Stored records

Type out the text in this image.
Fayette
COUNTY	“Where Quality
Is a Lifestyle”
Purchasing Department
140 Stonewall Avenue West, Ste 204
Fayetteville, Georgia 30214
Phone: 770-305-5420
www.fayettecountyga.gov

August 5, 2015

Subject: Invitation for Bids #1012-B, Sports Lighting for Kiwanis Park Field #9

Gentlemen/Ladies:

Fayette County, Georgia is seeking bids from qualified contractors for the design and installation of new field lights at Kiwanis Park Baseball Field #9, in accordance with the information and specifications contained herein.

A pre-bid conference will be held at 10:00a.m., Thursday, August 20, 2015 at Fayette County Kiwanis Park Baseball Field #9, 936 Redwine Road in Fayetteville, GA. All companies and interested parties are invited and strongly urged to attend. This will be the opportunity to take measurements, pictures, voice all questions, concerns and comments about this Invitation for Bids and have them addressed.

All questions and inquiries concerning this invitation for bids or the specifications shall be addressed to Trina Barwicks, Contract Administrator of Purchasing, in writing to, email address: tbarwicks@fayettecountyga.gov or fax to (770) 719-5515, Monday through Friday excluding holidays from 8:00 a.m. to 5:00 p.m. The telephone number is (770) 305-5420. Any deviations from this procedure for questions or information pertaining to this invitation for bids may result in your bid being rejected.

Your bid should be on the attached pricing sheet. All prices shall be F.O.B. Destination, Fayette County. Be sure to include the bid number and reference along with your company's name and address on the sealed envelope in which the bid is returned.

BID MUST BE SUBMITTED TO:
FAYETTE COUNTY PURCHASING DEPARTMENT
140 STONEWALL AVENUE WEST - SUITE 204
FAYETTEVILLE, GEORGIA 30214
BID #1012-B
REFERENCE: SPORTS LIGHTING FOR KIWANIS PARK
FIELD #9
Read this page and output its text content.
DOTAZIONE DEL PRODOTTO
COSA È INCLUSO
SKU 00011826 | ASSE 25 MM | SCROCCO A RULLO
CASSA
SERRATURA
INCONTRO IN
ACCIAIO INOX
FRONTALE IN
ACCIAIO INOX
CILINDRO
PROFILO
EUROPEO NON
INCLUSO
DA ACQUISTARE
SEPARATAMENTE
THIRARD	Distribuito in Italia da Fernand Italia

WRITTEN EXERCISE ▸
Repeat the records above exactly, from the first line to the last.

EXERCISE RESPONSE ▸
Type out the text in this image.
Fayette
COUNTY	“Where Quality
Is a Lifestyle”
Purchasing Department
140 Stonewall Avenue West, Ste 204
Fayetteville, Georgia 30214
Phone: 770-305-5420
www.fayettecountyga.gov

August 5, 2015

Subject: Invitation for Bids #1012-B, Sports Lighting for Kiwanis Park Field #9

Gentlemen/Ladies:

Fayette County, Georgia is seeking bids from qualified contractors for the design and installation of new field lights at Kiwanis Park Baseball Field #9, in accordance with the information and specifications contained herein.

A pre-bid conference will be held at 10:00a.m., Thursday, August 20, 2015 at Fayette County Kiwanis Park Baseball Field #9, 936 Redwine Road in Fayetteville, GA. All companies and interested parties are invited and strongly urged to attend. This will be the opportunity to take measurements, pictures, voice all questions, concerns and comments about this Invitation for Bids and have them addressed.

All questions and inquiries concerning this invitation for bids or the specifications shall be addressed to Trina Barwicks, Contract Administrator of Purchasing, in writing to, email address: tbarwicks@fayettecountyga.gov or fax to (770) 719-5515, Monday through Friday excluding holidays from 8:00 a.m. to 5:00 p.m. The telephone number is (770) 305-5420. Any deviations from this procedure for questions or information pertaining to this invitation for bids may result in your bid being rejected.

Your bid should be on the attached pricing sheet. All prices shall be F.O.B. Destination, Fayette County. Be sure to include the bid number and reference along with your company's name and address on the sealed envelope in which the bid is returned.

BID MUST BE SUBMITTED TO:
FAYETTE COUNTY PURCHASING DEPARTMENT
140 STONEWALL AVENUE WEST - SUITE 204
FAYETTEVILLE, GEORGIA 30214
BID #1012-B
REFERENCE: SPORTS LIGHTING FOR KIWANIS PARK
FIELD #9
Read this page and output its text content.
DOTAZIONE DEL PRODOTTO
COSA È INCLUSO
SKU 00011826 | ASSE 25 MM | SCROCCO A RULLO
CASSA
SERRATURA
INCONTRO IN
ACCIAIO INOX
FRONTALE IN
ACCIAIO INOX
CILINDRO
PROFILO
EUROPEO NON
INCLUSO
DA ACQUISTARE
SEPARATAMENTE
THIRARD	Distribuito in Italia da Fernand Italia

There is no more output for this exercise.